SOURCE MATERIAL START

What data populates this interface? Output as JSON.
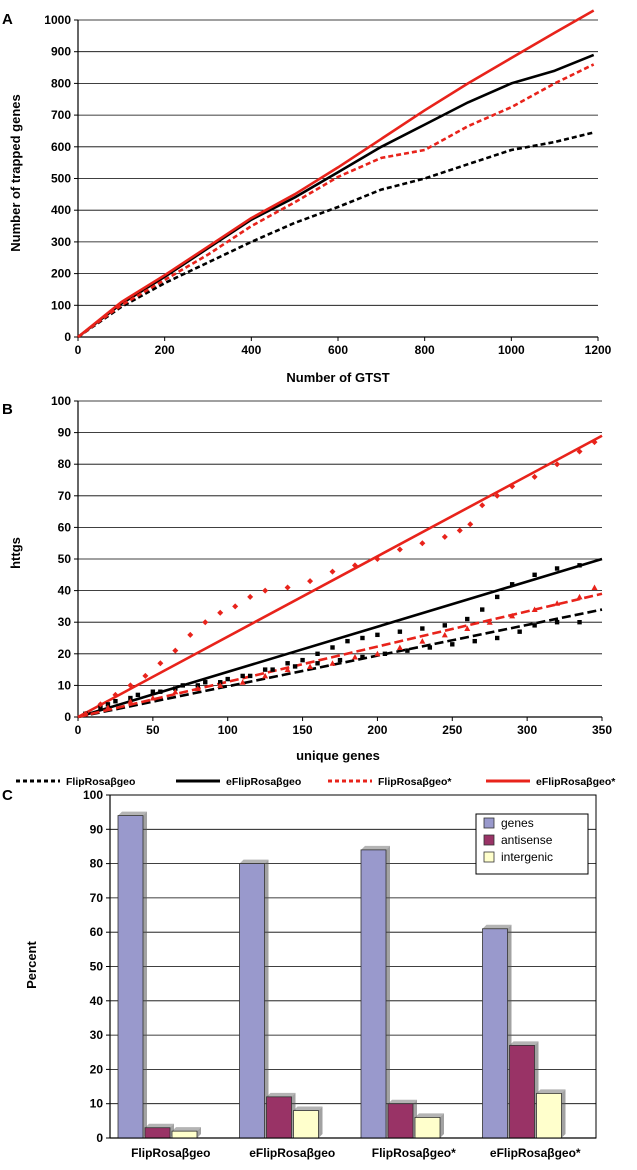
{
  "panels": {
    "A": "A",
    "B": "B",
    "C": "C"
  },
  "legend": {
    "items": [
      {
        "label": "FlipRosaβgeo",
        "color": "#000000",
        "dashed": true
      },
      {
        "label": "eFlipRosaβgeo",
        "color": "#000000",
        "dashed": false
      },
      {
        "label": "FlipRosaβgeo*",
        "color": "#e8231b",
        "dashed": true
      },
      {
        "label": "eFlipRosaβgeo*",
        "color": "#e8231b",
        "dashed": false
      }
    ]
  },
  "chart_data": [
    {
      "type": "line",
      "panel": "A",
      "xlabel": "Number of GTST",
      "ylabel": "Number of trapped genes",
      "xlim": [
        0,
        1200
      ],
      "ylim": [
        0,
        1000
      ],
      "xticks": [
        0,
        200,
        400,
        600,
        800,
        1000,
        1200
      ],
      "yticks": [
        0,
        100,
        200,
        300,
        400,
        500,
        600,
        700,
        800,
        900,
        1000
      ],
      "grid": "horizontal",
      "series": [
        {
          "name": "FlipRosaβgeo",
          "color": "#000000",
          "dashed": true,
          "x": [
            0,
            100,
            200,
            300,
            400,
            500,
            600,
            700,
            800,
            900,
            1000,
            1100,
            1190
          ],
          "y": [
            0,
            95,
            170,
            235,
            300,
            360,
            410,
            465,
            500,
            545,
            590,
            615,
            645
          ]
        },
        {
          "name": "eFlipRosaβgeo",
          "color": "#000000",
          "dashed": false,
          "x": [
            0,
            100,
            200,
            300,
            400,
            500,
            600,
            700,
            800,
            900,
            1000,
            1100,
            1190
          ],
          "y": [
            0,
            105,
            190,
            280,
            370,
            440,
            520,
            600,
            670,
            740,
            800,
            840,
            890
          ]
        },
        {
          "name": "FlipRosaβgeo*",
          "color": "#e8231b",
          "dashed": true,
          "x": [
            0,
            100,
            200,
            300,
            400,
            500,
            600,
            700,
            800,
            900,
            1000,
            1100,
            1190
          ],
          "y": [
            0,
            100,
            180,
            260,
            350,
            425,
            505,
            565,
            590,
            665,
            725,
            800,
            860
          ]
        },
        {
          "name": "eFlipRosaβgeo*",
          "color": "#e8231b",
          "dashed": false,
          "x": [
            0,
            100,
            200,
            300,
            400,
            500,
            600,
            700,
            800,
            900,
            1000,
            1100,
            1190
          ],
          "y": [
            0,
            110,
            195,
            285,
            375,
            450,
            535,
            625,
            715,
            800,
            880,
            960,
            1030
          ]
        }
      ]
    },
    {
      "type": "scatter",
      "panel": "B",
      "xlabel": "unique genes",
      "ylabel": "httgs",
      "xlim": [
        0,
        350
      ],
      "ylim": [
        0,
        100
      ],
      "xticks": [
        0,
        50,
        100,
        150,
        200,
        250,
        300,
        350
      ],
      "yticks": [
        0,
        10,
        20,
        30,
        40,
        50,
        60,
        70,
        80,
        90,
        100
      ],
      "grid": "horizontal",
      "series": [
        {
          "name": "FlipRosaβgeo",
          "color": "#000000",
          "marker": "square",
          "x": [
            5,
            15,
            25,
            40,
            55,
            70,
            85,
            100,
            115,
            130,
            145,
            160,
            175,
            190,
            205,
            220,
            235,
            250,
            265,
            280,
            295,
            305,
            320,
            335
          ],
          "y": [
            1,
            3,
            5,
            7,
            8,
            10,
            11,
            12,
            13,
            15,
            16,
            17,
            18,
            19,
            20,
            21,
            22,
            23,
            24,
            25,
            27,
            29,
            30,
            30
          ]
        },
        {
          "name": "eFlipRosaβgeo",
          "color": "#000000",
          "marker": "square",
          "x": [
            5,
            20,
            35,
            50,
            65,
            80,
            95,
            110,
            125,
            140,
            150,
            160,
            170,
            180,
            190,
            200,
            215,
            230,
            245,
            260,
            270,
            280,
            290,
            305,
            320,
            335
          ],
          "y": [
            1,
            4,
            6,
            8,
            9,
            10,
            11,
            13,
            15,
            17,
            18,
            20,
            22,
            24,
            25,
            26,
            27,
            28,
            29,
            31,
            34,
            38,
            42,
            45,
            47,
            48
          ]
        },
        {
          "name": "FlipRosaβgeo*",
          "color": "#e8231b",
          "marker": "triangle",
          "x": [
            5,
            20,
            35,
            50,
            65,
            80,
            95,
            110,
            125,
            140,
            155,
            170,
            185,
            200,
            215,
            230,
            245,
            260,
            275,
            290,
            305,
            320,
            335,
            345
          ],
          "y": [
            1,
            3,
            5,
            6,
            8,
            9,
            10,
            11,
            13,
            15,
            16,
            17,
            19,
            20,
            22,
            24,
            26,
            28,
            30,
            32,
            34,
            36,
            38,
            41
          ]
        },
        {
          "name": "eFlipRosaβgeo*",
          "color": "#e8231b",
          "marker": "diamond",
          "x": [
            5,
            15,
            25,
            35,
            45,
            55,
            65,
            75,
            85,
            95,
            105,
            115,
            125,
            140,
            155,
            170,
            185,
            200,
            215,
            230,
            245,
            255,
            262,
            270,
            280,
            290,
            305,
            320,
            335,
            345
          ],
          "y": [
            1,
            4,
            7,
            10,
            13,
            17,
            21,
            26,
            30,
            33,
            35,
            38,
            40,
            41,
            43,
            46,
            48,
            50,
            53,
            55,
            57,
            59,
            61,
            67,
            70,
            73,
            76,
            80,
            84,
            87
          ]
        }
      ],
      "trendlines": [
        {
          "name": "FlipRosaβgeo",
          "color": "#000000",
          "dashed": true,
          "x": [
            0,
            350
          ],
          "y": [
            0,
            34
          ]
        },
        {
          "name": "eFlipRosaβgeo",
          "color": "#000000",
          "dashed": false,
          "x": [
            0,
            350
          ],
          "y": [
            0,
            50
          ]
        },
        {
          "name": "FlipRosaβgeo*",
          "color": "#e8231b",
          "dashed": true,
          "x": [
            0,
            350
          ],
          "y": [
            0,
            39
          ]
        },
        {
          "name": "eFlipRosaβgeo*",
          "color": "#e8231b",
          "dashed": false,
          "x": [
            0,
            350
          ],
          "y": [
            0,
            89
          ]
        }
      ]
    },
    {
      "type": "bar",
      "panel": "C",
      "ylabel": "Percent",
      "ylim": [
        0,
        100
      ],
      "yticks": [
        0,
        10,
        20,
        30,
        40,
        50,
        60,
        70,
        80,
        90,
        100
      ],
      "grid": "horizontal",
      "legend_position": "top-right",
      "categories": [
        "FlipRosaβgeo",
        "eFlipRosaβgeo",
        "FlipRosaβgeo*",
        "eFlipRosaβgeo*"
      ],
      "series": [
        {
          "name": "genes",
          "color": "#9999cc",
          "values": [
            94,
            80,
            84,
            61
          ]
        },
        {
          "name": "antisense",
          "color": "#993366",
          "values": [
            3,
            12,
            10,
            27
          ]
        },
        {
          "name": "intergenic",
          "color": "#ffffcc",
          "values": [
            2,
            8,
            6,
            13
          ]
        }
      ]
    }
  ]
}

SOURCE MATERIAL END

### WORK TO COMPLETE
Every line of the data above should be repeated exactly. Omit the pictures.

### RESPONSE
What data populates this interface? Output as JSON.
{
  "panels": {
    "A": "A",
    "B": "B",
    "C": "C"
  },
  "legend": {
    "items": [
      {
        "label": "FlipRosaβgeo",
        "color": "#000000",
        "dashed": true
      },
      {
        "label": "eFlipRosaβgeo",
        "color": "#000000",
        "dashed": false
      },
      {
        "label": "FlipRosaβgeo*",
        "color": "#e8231b",
        "dashed": true
      },
      {
        "label": "eFlipRosaβgeo*",
        "color": "#e8231b",
        "dashed": false
      }
    ]
  },
  "chart_data": [
    {
      "type": "line",
      "panel": "A",
      "xlabel": "Number of GTST",
      "ylabel": "Number of trapped genes",
      "xlim": [
        0,
        1200
      ],
      "ylim": [
        0,
        1000
      ],
      "xticks": [
        0,
        200,
        400,
        600,
        800,
        1000,
        1200
      ],
      "yticks": [
        0,
        100,
        200,
        300,
        400,
        500,
        600,
        700,
        800,
        900,
        1000
      ],
      "grid": "horizontal",
      "series": [
        {
          "name": "FlipRosaβgeo",
          "color": "#000000",
          "dashed": true,
          "x": [
            0,
            100,
            200,
            300,
            400,
            500,
            600,
            700,
            800,
            900,
            1000,
            1100,
            1190
          ],
          "y": [
            0,
            95,
            170,
            235,
            300,
            360,
            410,
            465,
            500,
            545,
            590,
            615,
            645
          ]
        },
        {
          "name": "eFlipRosaβgeo",
          "color": "#000000",
          "dashed": false,
          "x": [
            0,
            100,
            200,
            300,
            400,
            500,
            600,
            700,
            800,
            900,
            1000,
            1100,
            1190
          ],
          "y": [
            0,
            105,
            190,
            280,
            370,
            440,
            520,
            600,
            670,
            740,
            800,
            840,
            890
          ]
        },
        {
          "name": "FlipRosaβgeo*",
          "color": "#e8231b",
          "dashed": true,
          "x": [
            0,
            100,
            200,
            300,
            400,
            500,
            600,
            700,
            800,
            900,
            1000,
            1100,
            1190
          ],
          "y": [
            0,
            100,
            180,
            260,
            350,
            425,
            505,
            565,
            590,
            665,
            725,
            800,
            860
          ]
        },
        {
          "name": "eFlipRosaβgeo*",
          "color": "#e8231b",
          "dashed": false,
          "x": [
            0,
            100,
            200,
            300,
            400,
            500,
            600,
            700,
            800,
            900,
            1000,
            1100,
            1190
          ],
          "y": [
            0,
            110,
            195,
            285,
            375,
            450,
            535,
            625,
            715,
            800,
            880,
            960,
            1030
          ]
        }
      ]
    },
    {
      "type": "scatter",
      "panel": "B",
      "xlabel": "unique genes",
      "ylabel": "httgs",
      "xlim": [
        0,
        350
      ],
      "ylim": [
        0,
        100
      ],
      "xticks": [
        0,
        50,
        100,
        150,
        200,
        250,
        300,
        350
      ],
      "yticks": [
        0,
        10,
        20,
        30,
        40,
        50,
        60,
        70,
        80,
        90,
        100
      ],
      "grid": "horizontal",
      "series": [
        {
          "name": "FlipRosaβgeo",
          "color": "#000000",
          "marker": "square",
          "x": [
            5,
            15,
            25,
            40,
            55,
            70,
            85,
            100,
            115,
            130,
            145,
            160,
            175,
            190,
            205,
            220,
            235,
            250,
            265,
            280,
            295,
            305,
            320,
            335
          ],
          "y": [
            1,
            3,
            5,
            7,
            8,
            10,
            11,
            12,
            13,
            15,
            16,
            17,
            18,
            19,
            20,
            21,
            22,
            23,
            24,
            25,
            27,
            29,
            30,
            30
          ]
        },
        {
          "name": "eFlipRosaβgeo",
          "color": "#000000",
          "marker": "square",
          "x": [
            5,
            20,
            35,
            50,
            65,
            80,
            95,
            110,
            125,
            140,
            150,
            160,
            170,
            180,
            190,
            200,
            215,
            230,
            245,
            260,
            270,
            280,
            290,
            305,
            320,
            335
          ],
          "y": [
            1,
            4,
            6,
            8,
            9,
            10,
            11,
            13,
            15,
            17,
            18,
            20,
            22,
            24,
            25,
            26,
            27,
            28,
            29,
            31,
            34,
            38,
            42,
            45,
            47,
            48
          ]
        },
        {
          "name": "FlipRosaβgeo*",
          "color": "#e8231b",
          "marker": "triangle",
          "x": [
            5,
            20,
            35,
            50,
            65,
            80,
            95,
            110,
            125,
            140,
            155,
            170,
            185,
            200,
            215,
            230,
            245,
            260,
            275,
            290,
            305,
            320,
            335,
            345
          ],
          "y": [
            1,
            3,
            5,
            6,
            8,
            9,
            10,
            11,
            13,
            15,
            16,
            17,
            19,
            20,
            22,
            24,
            26,
            28,
            30,
            32,
            34,
            36,
            38,
            41
          ]
        },
        {
          "name": "eFlipRosaβgeo*",
          "color": "#e8231b",
          "marker": "diamond",
          "x": [
            5,
            15,
            25,
            35,
            45,
            55,
            65,
            75,
            85,
            95,
            105,
            115,
            125,
            140,
            155,
            170,
            185,
            200,
            215,
            230,
            245,
            255,
            262,
            270,
            280,
            290,
            305,
            320,
            335,
            345
          ],
          "y": [
            1,
            4,
            7,
            10,
            13,
            17,
            21,
            26,
            30,
            33,
            35,
            38,
            40,
            41,
            43,
            46,
            48,
            50,
            53,
            55,
            57,
            59,
            61,
            67,
            70,
            73,
            76,
            80,
            84,
            87
          ]
        }
      ],
      "trendlines": [
        {
          "name": "FlipRosaβgeo",
          "color": "#000000",
          "dashed": true,
          "x": [
            0,
            350
          ],
          "y": [
            0,
            34
          ]
        },
        {
          "name": "eFlipRosaβgeo",
          "color": "#000000",
          "dashed": false,
          "x": [
            0,
            350
          ],
          "y": [
            0,
            50
          ]
        },
        {
          "name": "FlipRosaβgeo*",
          "color": "#e8231b",
          "dashed": true,
          "x": [
            0,
            350
          ],
          "y": [
            0,
            39
          ]
        },
        {
          "name": "eFlipRosaβgeo*",
          "color": "#e8231b",
          "dashed": false,
          "x": [
            0,
            350
          ],
          "y": [
            0,
            89
          ]
        }
      ]
    },
    {
      "type": "bar",
      "panel": "C",
      "ylabel": "Percent",
      "ylim": [
        0,
        100
      ],
      "yticks": [
        0,
        10,
        20,
        30,
        40,
        50,
        60,
        70,
        80,
        90,
        100
      ],
      "grid": "horizontal",
      "legend_position": "top-right",
      "categories": [
        "FlipRosaβgeo",
        "eFlipRosaβgeo",
        "FlipRosaβgeo*",
        "eFlipRosaβgeo*"
      ],
      "series": [
        {
          "name": "genes",
          "color": "#9999cc",
          "values": [
            94,
            80,
            84,
            61
          ]
        },
        {
          "name": "antisense",
          "color": "#993366",
          "values": [
            3,
            12,
            10,
            27
          ]
        },
        {
          "name": "intergenic",
          "color": "#ffffcc",
          "values": [
            2,
            8,
            6,
            13
          ]
        }
      ]
    }
  ]
}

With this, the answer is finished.